The exercise
Sift the material for lines containing "turns", and return them.

* start Data section *

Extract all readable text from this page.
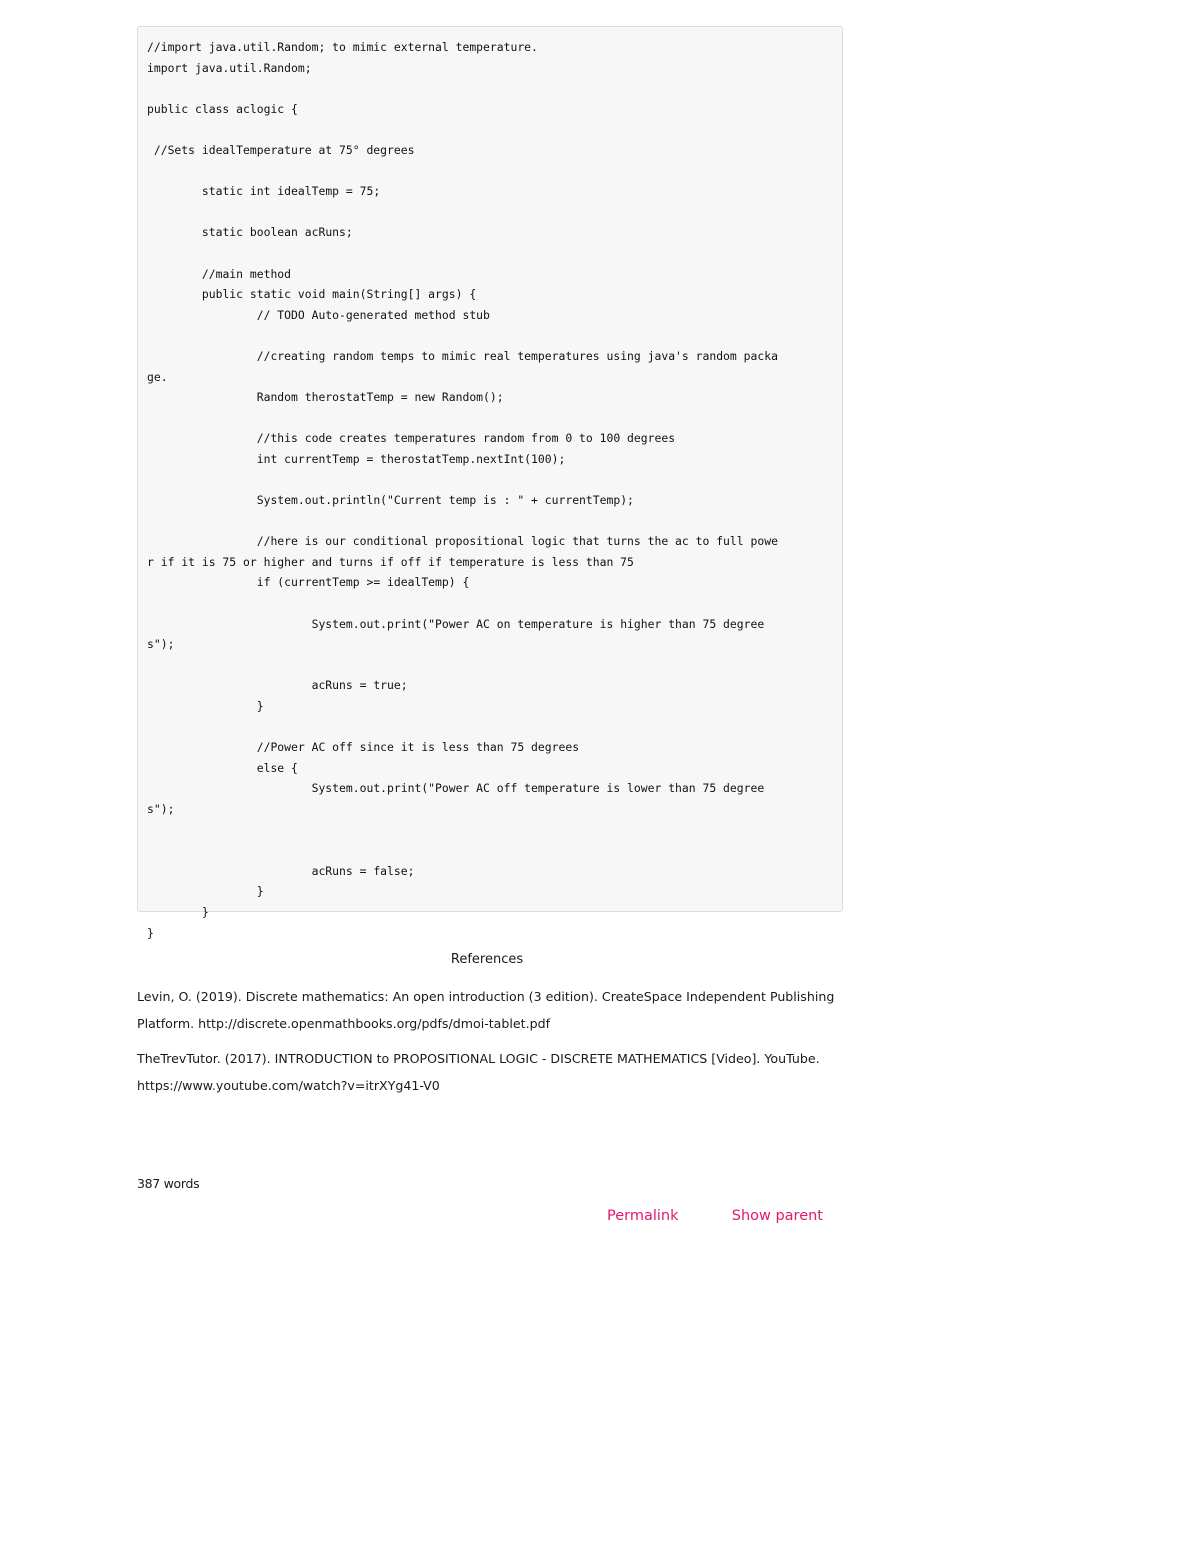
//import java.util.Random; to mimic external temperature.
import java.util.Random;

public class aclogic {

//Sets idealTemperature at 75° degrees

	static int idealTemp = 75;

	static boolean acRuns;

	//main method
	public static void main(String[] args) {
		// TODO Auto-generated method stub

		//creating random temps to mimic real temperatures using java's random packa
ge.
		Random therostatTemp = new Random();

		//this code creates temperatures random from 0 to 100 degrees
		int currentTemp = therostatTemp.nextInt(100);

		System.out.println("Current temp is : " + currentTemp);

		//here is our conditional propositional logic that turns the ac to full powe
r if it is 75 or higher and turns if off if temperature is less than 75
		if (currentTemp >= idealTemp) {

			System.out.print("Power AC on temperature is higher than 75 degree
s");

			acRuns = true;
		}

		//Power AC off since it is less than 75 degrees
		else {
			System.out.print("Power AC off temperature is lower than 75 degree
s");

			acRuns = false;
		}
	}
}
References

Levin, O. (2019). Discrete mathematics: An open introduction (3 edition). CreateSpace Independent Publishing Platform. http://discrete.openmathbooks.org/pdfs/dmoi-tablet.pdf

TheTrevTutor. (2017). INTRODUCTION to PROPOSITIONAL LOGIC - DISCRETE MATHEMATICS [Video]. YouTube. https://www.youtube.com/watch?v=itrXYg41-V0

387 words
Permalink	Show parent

* end Data section *
* start Data section *

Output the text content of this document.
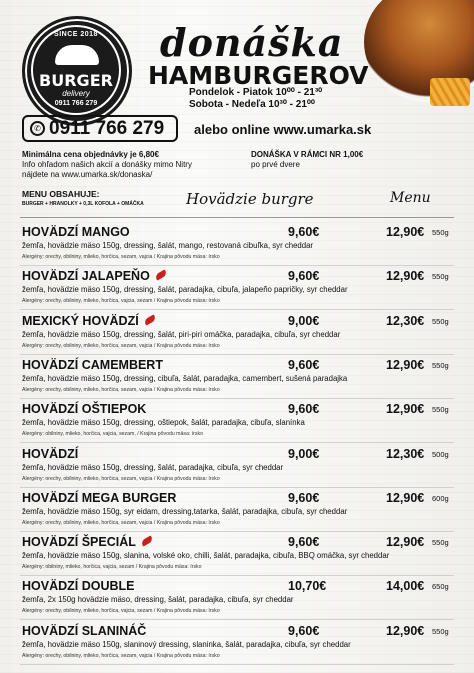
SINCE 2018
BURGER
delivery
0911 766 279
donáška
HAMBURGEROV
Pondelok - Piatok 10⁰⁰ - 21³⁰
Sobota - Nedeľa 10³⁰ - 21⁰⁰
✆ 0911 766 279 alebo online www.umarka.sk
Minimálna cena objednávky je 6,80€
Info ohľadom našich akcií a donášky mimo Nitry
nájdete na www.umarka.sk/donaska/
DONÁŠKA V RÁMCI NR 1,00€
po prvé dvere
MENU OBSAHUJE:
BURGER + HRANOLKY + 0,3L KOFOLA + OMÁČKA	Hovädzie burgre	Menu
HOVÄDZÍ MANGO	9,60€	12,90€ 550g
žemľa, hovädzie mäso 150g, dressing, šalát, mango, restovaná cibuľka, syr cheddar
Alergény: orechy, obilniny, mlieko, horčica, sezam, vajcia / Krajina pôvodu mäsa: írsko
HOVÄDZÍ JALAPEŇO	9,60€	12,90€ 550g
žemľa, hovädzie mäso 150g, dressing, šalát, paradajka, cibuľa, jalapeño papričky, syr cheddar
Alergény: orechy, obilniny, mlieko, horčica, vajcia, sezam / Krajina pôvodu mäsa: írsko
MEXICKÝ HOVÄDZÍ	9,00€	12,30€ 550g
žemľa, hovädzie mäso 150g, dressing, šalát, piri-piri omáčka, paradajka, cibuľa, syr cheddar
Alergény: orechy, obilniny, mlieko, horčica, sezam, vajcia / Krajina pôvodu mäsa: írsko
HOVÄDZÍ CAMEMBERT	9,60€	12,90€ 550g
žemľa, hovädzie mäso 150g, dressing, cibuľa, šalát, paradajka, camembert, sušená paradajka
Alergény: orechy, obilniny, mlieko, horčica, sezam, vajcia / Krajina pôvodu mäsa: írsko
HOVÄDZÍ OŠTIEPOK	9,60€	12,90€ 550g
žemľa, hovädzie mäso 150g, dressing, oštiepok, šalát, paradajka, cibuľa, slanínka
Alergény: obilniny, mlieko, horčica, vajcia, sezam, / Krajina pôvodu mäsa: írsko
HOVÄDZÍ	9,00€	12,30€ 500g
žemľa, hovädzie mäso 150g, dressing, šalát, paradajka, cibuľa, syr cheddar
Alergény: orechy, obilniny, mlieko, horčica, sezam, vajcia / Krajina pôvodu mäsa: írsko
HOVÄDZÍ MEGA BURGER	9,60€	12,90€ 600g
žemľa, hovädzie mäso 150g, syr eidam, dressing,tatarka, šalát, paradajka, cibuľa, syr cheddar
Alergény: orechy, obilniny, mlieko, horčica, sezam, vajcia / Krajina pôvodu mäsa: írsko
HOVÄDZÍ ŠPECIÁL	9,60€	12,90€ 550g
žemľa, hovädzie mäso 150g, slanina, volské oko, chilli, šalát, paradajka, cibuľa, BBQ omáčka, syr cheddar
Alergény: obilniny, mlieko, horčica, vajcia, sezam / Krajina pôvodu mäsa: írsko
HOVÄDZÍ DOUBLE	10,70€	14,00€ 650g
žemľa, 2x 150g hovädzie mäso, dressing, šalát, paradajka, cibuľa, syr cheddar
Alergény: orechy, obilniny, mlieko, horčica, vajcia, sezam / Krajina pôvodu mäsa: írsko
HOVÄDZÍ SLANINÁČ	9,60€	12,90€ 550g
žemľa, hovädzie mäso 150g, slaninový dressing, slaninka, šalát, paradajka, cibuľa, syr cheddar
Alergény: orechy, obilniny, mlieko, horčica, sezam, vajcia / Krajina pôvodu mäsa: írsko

* end Data section *
* start Data section *

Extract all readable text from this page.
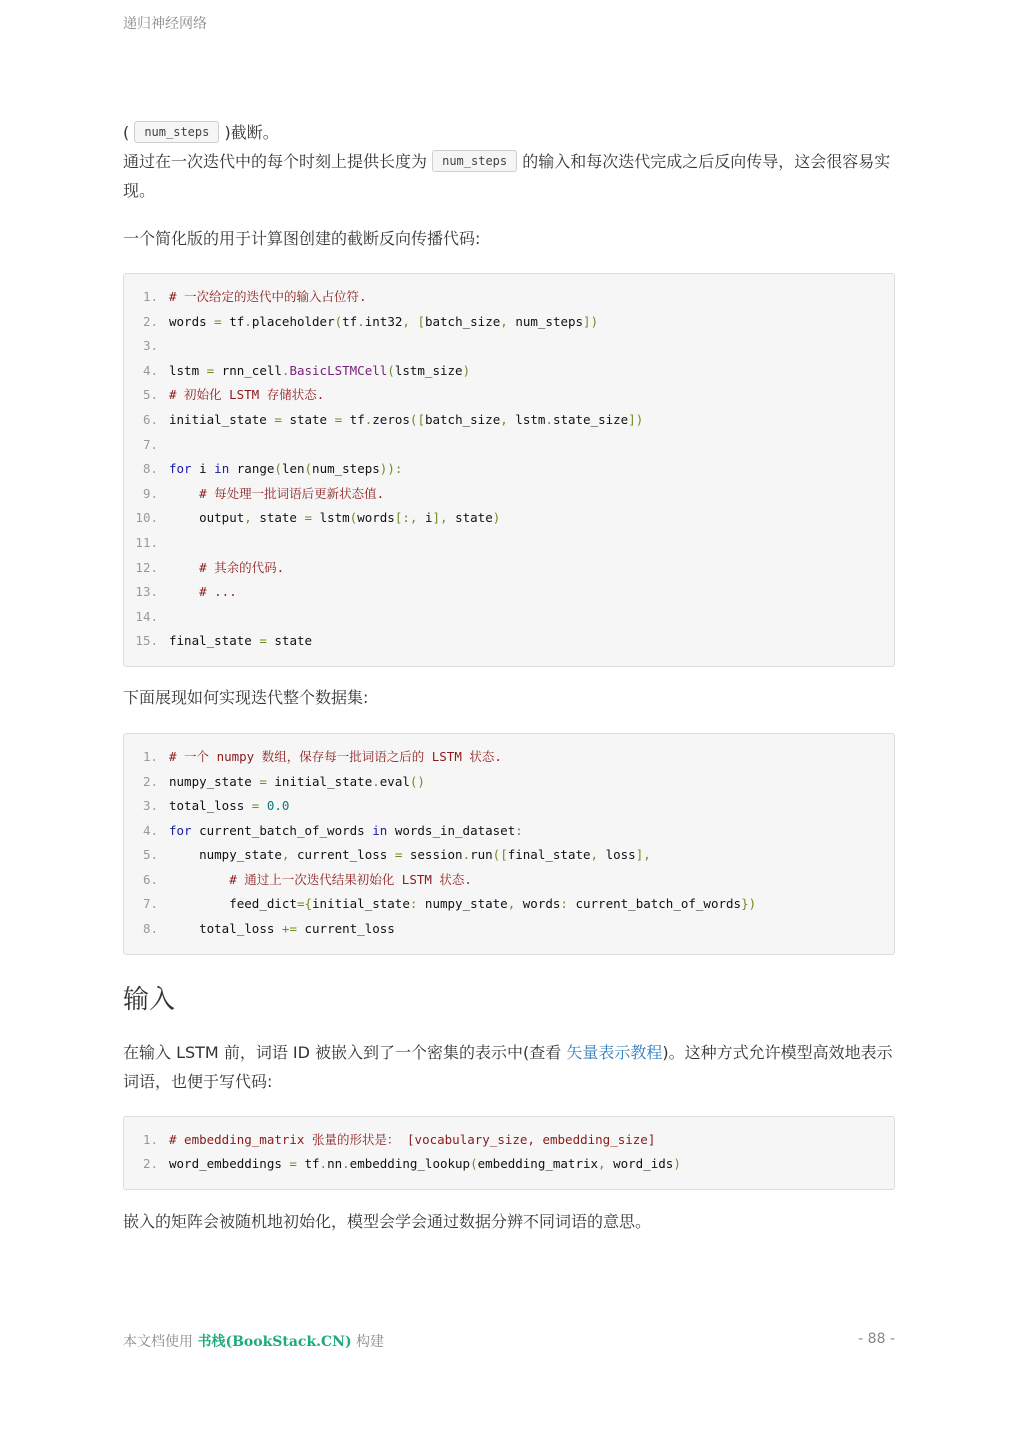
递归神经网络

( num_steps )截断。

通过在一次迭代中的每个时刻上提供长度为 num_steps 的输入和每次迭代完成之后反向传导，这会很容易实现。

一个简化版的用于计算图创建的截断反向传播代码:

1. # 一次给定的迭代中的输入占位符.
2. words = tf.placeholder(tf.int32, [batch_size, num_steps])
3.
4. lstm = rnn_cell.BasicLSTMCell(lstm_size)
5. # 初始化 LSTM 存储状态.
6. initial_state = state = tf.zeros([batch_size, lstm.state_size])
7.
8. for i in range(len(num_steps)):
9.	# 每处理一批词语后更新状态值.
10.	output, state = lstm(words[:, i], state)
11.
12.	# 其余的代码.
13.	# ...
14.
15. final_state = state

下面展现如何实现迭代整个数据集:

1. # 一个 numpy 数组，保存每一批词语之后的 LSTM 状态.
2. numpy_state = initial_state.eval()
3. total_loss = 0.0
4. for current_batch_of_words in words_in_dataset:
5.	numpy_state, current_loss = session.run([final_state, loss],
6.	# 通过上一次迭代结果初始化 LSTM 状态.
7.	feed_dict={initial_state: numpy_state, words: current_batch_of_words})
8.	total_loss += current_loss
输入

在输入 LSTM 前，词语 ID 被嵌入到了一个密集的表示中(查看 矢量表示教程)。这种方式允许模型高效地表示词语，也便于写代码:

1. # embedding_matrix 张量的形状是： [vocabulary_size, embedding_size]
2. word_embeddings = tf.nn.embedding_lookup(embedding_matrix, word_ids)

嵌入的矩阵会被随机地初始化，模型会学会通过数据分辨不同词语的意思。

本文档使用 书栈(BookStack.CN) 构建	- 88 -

* end Data section *

Full output
		//here is our conditional propositional logic that turns the ac to full powe
r if it is 75 or higher and turns if off if temperature is less than 75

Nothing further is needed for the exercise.